▸ What you have to do: Copy each line holding the string "page".
[START]
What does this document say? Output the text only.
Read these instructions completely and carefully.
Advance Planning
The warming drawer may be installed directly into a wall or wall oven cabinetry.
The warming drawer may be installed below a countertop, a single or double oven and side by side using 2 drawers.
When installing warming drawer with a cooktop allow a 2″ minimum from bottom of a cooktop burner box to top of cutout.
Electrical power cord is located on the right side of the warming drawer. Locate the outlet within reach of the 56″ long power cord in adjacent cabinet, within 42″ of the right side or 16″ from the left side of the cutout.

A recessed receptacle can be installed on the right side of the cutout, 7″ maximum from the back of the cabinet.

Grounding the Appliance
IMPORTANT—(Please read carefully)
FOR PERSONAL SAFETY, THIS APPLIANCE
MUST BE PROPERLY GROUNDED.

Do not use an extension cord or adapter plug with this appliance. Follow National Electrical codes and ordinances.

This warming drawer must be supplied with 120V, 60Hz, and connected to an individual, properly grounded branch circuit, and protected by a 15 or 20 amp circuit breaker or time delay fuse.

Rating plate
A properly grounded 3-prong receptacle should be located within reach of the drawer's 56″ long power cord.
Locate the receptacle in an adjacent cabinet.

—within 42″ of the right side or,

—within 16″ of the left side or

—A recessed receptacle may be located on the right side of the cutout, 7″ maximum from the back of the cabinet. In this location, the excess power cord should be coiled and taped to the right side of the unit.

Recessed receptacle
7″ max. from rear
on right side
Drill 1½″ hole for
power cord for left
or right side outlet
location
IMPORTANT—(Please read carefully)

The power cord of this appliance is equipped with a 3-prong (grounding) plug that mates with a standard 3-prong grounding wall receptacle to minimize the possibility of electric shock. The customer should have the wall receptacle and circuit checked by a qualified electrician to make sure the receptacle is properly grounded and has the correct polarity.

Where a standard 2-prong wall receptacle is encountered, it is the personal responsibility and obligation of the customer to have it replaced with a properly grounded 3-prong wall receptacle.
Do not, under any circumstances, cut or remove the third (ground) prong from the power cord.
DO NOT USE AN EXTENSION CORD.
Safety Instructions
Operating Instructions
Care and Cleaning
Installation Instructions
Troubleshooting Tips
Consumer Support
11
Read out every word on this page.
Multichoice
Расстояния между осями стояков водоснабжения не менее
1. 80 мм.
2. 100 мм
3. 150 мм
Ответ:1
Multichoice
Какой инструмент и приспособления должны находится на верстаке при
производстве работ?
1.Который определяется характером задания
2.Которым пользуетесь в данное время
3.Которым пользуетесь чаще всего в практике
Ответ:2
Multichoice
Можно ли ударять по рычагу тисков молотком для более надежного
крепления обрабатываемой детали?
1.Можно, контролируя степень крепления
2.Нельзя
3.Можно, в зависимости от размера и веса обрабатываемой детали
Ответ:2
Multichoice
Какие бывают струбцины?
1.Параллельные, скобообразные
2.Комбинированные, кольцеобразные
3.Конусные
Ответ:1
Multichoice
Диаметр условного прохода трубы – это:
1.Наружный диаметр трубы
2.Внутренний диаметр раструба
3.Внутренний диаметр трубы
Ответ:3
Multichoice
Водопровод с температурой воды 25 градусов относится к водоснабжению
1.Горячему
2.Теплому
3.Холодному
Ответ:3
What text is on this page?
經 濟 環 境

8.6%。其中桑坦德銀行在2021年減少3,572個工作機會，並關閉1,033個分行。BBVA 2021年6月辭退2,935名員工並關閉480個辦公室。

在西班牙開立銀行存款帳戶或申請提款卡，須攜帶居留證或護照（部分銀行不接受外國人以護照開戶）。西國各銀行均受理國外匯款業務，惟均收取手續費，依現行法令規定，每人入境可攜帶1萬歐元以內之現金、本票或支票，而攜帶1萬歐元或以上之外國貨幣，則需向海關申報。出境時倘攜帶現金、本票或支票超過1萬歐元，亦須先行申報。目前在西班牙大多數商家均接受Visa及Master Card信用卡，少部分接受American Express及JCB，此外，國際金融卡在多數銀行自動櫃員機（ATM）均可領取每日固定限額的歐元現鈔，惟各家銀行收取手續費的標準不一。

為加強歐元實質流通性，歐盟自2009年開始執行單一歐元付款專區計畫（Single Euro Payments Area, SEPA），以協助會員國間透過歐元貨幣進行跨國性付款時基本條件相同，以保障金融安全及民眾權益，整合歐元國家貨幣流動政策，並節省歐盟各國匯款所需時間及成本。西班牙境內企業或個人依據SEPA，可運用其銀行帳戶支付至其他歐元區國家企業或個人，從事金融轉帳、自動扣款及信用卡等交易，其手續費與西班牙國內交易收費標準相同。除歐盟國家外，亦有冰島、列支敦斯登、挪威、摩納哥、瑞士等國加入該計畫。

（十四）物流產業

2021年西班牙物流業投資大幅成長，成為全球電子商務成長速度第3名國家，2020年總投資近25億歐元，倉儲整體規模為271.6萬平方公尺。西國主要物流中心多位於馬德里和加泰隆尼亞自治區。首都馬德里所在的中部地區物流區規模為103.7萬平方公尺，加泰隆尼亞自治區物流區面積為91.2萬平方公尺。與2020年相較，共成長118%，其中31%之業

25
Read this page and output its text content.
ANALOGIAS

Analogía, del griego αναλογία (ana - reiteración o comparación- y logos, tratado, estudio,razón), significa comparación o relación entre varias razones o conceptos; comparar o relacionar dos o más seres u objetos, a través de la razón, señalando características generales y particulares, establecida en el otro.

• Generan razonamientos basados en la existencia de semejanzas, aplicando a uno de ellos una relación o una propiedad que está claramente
[END]
▸ Output for this exercise:
Read out every word on this page.
What text is on this page?
Read this page and output its text content.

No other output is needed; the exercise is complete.